## [What you need to do]
Count the lines in the records below that contain the word "πλήμμυρες", and give only that number.

[Collected data]
>> start

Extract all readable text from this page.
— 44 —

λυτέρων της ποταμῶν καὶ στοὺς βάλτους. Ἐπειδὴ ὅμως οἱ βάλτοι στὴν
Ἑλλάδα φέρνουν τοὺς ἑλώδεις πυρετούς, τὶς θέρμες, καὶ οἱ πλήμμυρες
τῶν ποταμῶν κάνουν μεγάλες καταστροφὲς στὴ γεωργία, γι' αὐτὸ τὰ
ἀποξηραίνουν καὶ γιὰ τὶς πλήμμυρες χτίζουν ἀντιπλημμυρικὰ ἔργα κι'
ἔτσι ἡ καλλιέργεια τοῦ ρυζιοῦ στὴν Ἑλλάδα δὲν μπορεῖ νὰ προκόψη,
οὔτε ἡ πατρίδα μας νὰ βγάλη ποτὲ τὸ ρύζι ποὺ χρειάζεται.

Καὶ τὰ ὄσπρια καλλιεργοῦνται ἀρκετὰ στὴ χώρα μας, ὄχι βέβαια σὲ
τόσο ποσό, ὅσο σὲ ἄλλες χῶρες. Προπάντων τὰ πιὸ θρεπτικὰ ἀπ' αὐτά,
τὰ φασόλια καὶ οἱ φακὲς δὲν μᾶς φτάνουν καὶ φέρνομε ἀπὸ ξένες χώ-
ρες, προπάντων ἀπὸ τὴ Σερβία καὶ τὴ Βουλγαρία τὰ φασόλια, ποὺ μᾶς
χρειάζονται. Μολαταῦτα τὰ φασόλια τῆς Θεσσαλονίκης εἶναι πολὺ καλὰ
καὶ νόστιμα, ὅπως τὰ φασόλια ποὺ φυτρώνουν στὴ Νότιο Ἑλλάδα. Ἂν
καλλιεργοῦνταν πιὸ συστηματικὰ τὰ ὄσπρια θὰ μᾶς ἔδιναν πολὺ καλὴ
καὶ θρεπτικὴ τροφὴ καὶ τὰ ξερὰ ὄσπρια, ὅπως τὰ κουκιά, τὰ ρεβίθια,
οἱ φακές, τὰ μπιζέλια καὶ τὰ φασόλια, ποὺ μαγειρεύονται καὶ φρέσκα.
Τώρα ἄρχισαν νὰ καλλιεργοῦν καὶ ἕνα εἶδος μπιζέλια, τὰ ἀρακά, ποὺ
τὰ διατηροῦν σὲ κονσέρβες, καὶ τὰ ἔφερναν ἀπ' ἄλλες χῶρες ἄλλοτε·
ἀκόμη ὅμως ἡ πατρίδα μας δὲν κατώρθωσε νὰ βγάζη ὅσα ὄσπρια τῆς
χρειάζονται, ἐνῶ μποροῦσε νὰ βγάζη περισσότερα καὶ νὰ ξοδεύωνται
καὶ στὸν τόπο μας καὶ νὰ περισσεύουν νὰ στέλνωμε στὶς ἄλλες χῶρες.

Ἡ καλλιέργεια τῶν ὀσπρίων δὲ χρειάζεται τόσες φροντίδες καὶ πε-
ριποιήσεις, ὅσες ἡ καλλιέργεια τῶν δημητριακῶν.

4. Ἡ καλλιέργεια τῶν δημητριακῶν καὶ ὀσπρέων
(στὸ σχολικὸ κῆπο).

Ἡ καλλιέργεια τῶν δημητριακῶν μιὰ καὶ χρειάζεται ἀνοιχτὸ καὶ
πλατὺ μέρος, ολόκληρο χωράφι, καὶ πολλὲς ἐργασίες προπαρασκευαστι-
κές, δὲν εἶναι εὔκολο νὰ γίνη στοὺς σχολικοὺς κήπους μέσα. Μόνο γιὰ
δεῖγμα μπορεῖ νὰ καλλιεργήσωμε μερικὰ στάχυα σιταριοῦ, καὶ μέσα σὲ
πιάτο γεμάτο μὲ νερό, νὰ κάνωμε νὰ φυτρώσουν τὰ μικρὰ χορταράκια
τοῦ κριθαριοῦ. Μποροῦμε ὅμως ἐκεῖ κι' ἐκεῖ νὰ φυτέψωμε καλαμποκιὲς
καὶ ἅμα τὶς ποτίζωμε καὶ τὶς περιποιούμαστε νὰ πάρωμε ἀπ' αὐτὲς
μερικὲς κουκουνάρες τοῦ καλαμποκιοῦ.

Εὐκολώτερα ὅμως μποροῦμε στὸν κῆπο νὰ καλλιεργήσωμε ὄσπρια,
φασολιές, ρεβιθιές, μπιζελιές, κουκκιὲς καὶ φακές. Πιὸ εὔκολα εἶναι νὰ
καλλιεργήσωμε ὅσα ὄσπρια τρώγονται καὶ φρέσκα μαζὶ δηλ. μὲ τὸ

>> end

## [Finished task]
2